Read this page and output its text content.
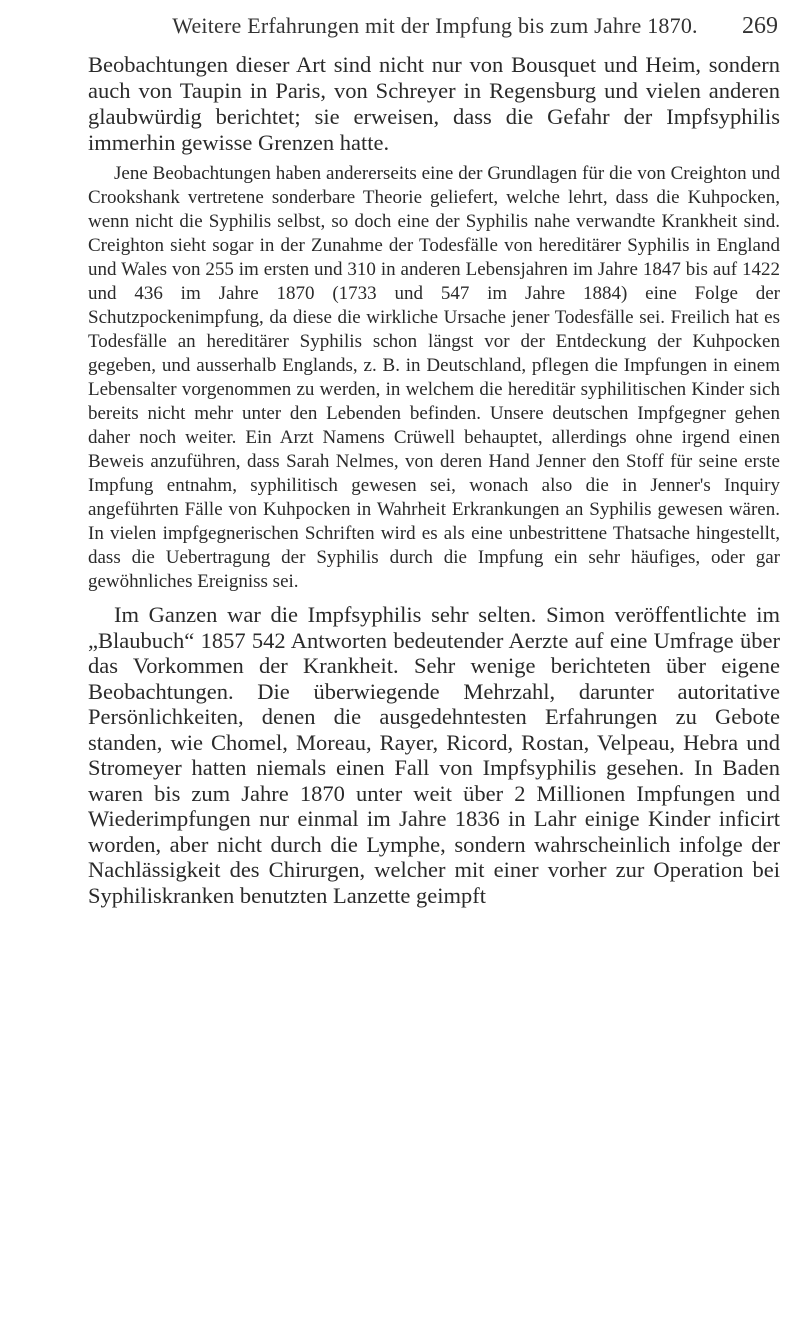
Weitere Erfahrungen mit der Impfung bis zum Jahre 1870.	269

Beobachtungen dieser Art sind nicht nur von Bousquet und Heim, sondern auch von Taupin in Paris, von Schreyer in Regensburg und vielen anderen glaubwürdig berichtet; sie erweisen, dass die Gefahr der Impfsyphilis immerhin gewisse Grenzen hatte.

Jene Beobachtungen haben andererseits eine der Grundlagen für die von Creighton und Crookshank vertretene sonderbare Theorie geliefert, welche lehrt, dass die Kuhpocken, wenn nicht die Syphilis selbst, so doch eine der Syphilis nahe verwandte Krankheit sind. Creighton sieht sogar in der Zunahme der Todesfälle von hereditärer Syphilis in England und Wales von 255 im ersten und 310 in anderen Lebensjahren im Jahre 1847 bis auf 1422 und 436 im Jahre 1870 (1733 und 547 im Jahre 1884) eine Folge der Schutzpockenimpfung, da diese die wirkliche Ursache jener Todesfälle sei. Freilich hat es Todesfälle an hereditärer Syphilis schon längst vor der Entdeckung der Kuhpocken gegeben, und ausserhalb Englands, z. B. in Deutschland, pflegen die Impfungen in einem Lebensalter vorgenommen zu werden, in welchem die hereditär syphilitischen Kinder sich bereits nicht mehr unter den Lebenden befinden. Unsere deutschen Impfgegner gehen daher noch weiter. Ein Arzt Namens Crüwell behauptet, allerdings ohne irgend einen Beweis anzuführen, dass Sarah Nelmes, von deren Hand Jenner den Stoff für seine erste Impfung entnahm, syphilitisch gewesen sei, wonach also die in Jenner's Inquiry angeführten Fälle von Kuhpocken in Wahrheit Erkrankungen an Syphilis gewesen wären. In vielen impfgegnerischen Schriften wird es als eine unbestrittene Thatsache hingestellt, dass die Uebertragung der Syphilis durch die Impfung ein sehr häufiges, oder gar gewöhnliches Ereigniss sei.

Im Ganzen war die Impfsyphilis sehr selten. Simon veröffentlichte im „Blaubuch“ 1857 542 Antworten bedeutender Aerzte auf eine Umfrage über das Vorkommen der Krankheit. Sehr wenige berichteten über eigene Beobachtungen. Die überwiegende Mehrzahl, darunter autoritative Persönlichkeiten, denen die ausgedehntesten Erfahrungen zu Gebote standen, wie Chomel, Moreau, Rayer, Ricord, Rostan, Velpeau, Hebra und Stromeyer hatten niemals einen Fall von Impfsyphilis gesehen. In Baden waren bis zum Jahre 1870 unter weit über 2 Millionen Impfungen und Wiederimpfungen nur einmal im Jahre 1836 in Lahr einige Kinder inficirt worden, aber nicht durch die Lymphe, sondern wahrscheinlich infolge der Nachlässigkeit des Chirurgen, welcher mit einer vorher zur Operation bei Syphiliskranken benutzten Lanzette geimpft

━━━━━━━━━━━━━━━━

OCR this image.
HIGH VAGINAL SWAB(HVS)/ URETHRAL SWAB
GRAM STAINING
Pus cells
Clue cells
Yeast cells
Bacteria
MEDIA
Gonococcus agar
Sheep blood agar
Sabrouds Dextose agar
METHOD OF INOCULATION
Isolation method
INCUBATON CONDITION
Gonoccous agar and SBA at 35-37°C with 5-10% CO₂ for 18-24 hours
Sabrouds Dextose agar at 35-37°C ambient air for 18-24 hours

━━━━━━━━━━━━━━━━

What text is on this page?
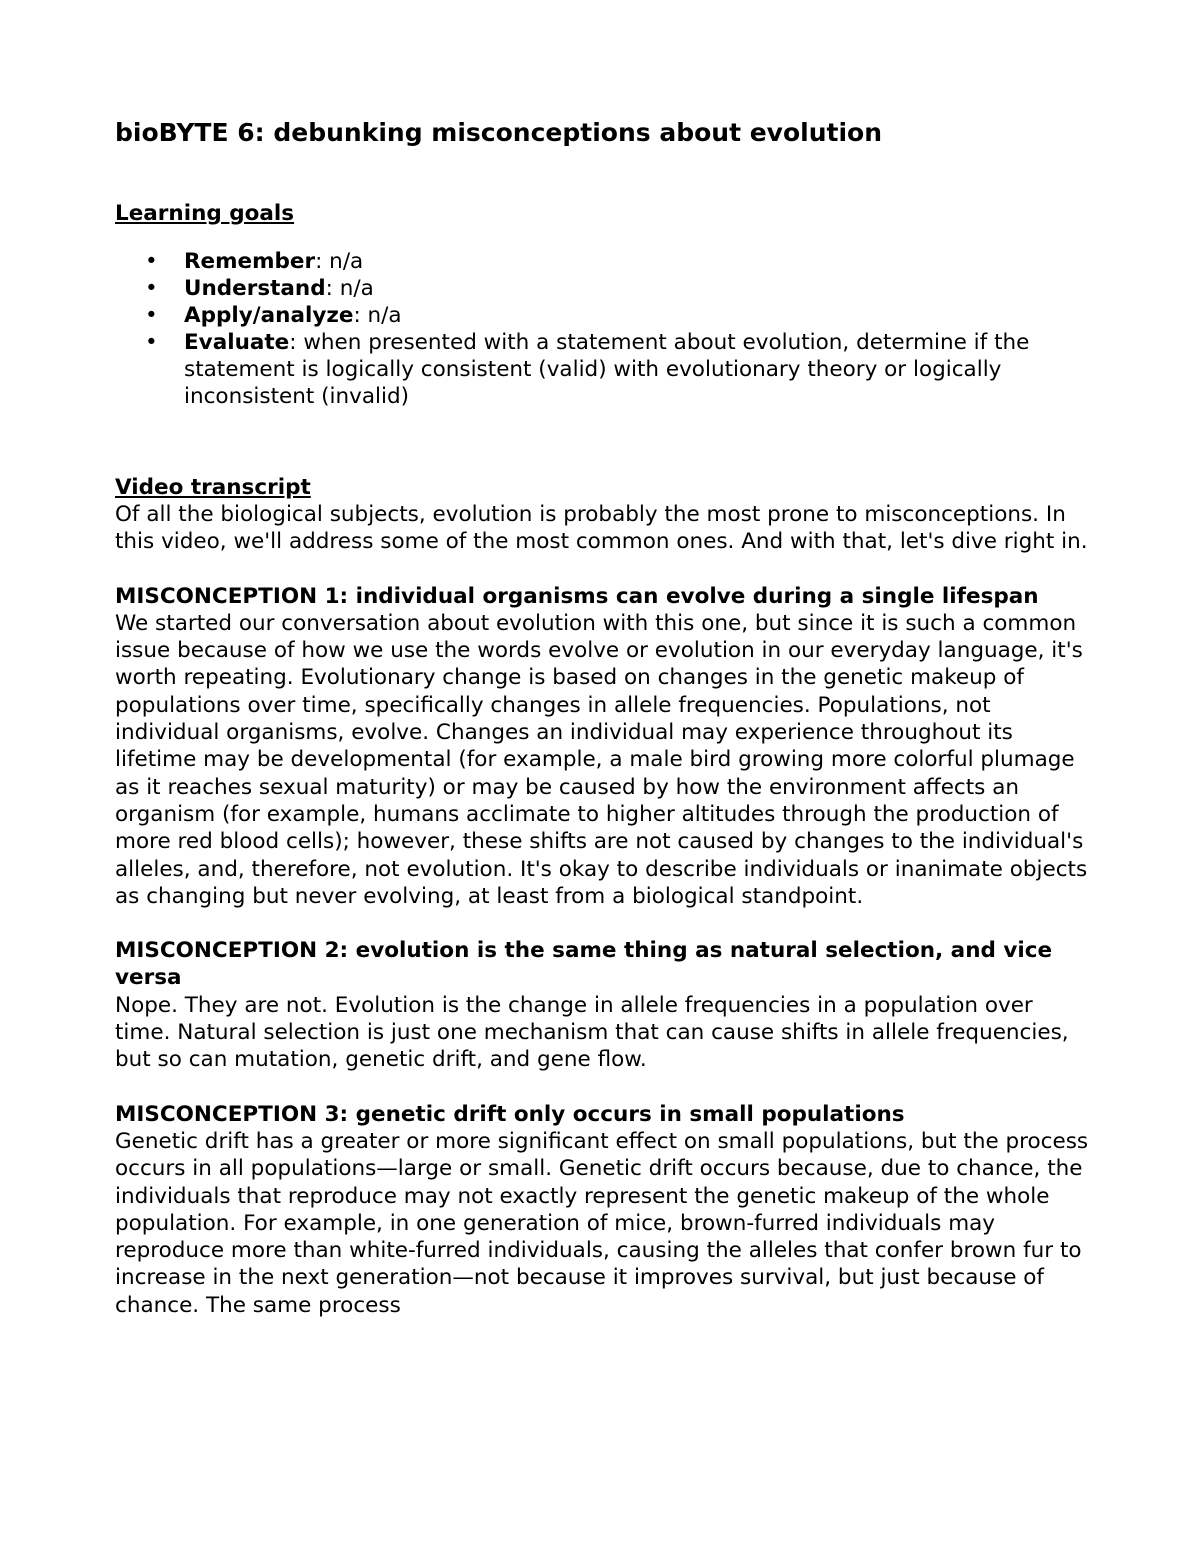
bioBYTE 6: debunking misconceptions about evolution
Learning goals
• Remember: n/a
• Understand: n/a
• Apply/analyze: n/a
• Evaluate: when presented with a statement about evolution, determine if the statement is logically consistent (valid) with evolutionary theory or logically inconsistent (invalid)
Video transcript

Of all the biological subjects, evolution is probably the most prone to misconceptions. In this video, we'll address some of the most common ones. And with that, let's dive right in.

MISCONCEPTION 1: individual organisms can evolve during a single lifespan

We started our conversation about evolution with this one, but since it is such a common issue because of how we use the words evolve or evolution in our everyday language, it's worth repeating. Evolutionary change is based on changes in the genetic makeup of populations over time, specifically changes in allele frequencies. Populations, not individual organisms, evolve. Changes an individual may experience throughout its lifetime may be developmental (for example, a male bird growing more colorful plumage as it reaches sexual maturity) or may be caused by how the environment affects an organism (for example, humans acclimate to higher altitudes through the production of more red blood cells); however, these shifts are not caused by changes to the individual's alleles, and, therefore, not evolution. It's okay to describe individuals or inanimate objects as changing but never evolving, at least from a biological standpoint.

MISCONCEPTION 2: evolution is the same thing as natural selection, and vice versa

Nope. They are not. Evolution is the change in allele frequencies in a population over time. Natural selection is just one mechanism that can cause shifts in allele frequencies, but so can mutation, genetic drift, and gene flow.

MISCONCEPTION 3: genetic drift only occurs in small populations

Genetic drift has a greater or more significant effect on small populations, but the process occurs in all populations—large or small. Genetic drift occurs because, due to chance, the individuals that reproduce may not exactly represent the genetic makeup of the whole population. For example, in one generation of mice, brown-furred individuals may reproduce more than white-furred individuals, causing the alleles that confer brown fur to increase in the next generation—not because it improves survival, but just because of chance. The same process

━━━━━━━━━━━━━━━━

### WHAT THE TASK ASKS
Could you find every line in the records above that contains the word "sondern" and copy it?

### RESULT OF THIS TASK
Beobachtungen dieser Art sind nicht nur von Bousquet und Heim, sondern auch von Taupin in Paris, von Schreyer in Regensburg und vielen anderen glaubwürdig berichtet; sie erweisen, dass die Gefahr der Impfsyphilis immerhin gewisse Grenzen hatte.
Im Ganzen war die Impfsyphilis sehr selten. Simon veröffentlichte im „Blaubuch“ 1857 542 Antworten bedeutender Aerzte auf eine Umfrage über das Vorkommen der Krankheit. Sehr wenige berichteten über eigene Beobachtungen. Die überwiegende Mehrzahl, darunter autoritative Persönlichkeiten, denen die ausgedehntesten Erfahrungen zu Gebote standen, wie Chomel, Moreau, Rayer, Ricord, Rostan, Velpeau, Hebra und Stromeyer hatten niemals einen Fall von Impfsyphilis gesehen. In Baden waren bis zum Jahre 1870 unter weit über 2 Millionen Impfungen und Wiederimpfungen nur einmal im Jahre 1836 in Lahr einige Kinder inficirt worden, aber nicht durch die Lymphe, sondern wahrscheinlich infolge der Nachlässigkeit des Chirurgen, welcher mit einer vorher zur Operation bei Syphiliskranken benutzten Lanzette geimpft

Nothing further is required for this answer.